**INPUT DATA**:
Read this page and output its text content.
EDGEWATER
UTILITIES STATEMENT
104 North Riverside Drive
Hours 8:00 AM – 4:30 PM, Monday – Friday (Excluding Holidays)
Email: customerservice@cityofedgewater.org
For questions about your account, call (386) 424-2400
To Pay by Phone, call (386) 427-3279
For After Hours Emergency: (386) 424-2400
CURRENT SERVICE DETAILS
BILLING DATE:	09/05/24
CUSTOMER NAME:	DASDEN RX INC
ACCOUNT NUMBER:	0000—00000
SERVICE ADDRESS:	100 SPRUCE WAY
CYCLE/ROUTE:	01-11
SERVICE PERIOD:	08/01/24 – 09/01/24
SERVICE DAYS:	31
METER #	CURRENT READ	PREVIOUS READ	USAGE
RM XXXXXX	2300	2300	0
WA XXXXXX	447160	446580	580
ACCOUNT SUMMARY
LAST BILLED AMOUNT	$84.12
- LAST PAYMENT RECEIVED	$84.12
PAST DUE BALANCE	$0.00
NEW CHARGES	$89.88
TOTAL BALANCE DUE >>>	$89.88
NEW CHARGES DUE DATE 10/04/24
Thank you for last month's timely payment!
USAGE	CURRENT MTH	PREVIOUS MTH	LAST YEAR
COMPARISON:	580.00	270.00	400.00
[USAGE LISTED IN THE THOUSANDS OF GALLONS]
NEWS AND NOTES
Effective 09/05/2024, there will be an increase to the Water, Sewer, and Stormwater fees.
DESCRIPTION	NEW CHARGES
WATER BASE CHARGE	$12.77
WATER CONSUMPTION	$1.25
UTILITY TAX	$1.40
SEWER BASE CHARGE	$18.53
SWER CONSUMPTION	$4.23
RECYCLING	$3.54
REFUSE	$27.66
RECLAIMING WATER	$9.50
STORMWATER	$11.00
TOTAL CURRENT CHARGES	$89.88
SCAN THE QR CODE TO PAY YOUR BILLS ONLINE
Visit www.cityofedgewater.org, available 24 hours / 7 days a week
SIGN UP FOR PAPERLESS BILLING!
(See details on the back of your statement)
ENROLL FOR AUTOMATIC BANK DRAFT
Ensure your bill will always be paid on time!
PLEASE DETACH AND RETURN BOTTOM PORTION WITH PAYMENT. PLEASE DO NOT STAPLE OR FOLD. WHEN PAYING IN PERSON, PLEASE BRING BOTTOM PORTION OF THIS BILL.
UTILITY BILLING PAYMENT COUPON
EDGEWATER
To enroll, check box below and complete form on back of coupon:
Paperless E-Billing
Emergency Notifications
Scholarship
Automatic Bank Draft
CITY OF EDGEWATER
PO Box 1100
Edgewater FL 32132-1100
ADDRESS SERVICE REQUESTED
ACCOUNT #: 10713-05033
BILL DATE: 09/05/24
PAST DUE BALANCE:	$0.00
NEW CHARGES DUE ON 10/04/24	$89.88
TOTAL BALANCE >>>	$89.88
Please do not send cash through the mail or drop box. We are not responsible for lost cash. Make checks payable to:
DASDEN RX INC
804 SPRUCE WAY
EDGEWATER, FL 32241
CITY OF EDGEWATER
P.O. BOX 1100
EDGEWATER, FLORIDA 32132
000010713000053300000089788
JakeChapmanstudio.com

**EXERCISE AIM**:
Locate the lines above that contain "call" and copy them.

**OUTPUT OF THE TASK**:
For questions about your account, call (386) 424-2400
To Pay by Phone, call (386) 427-3279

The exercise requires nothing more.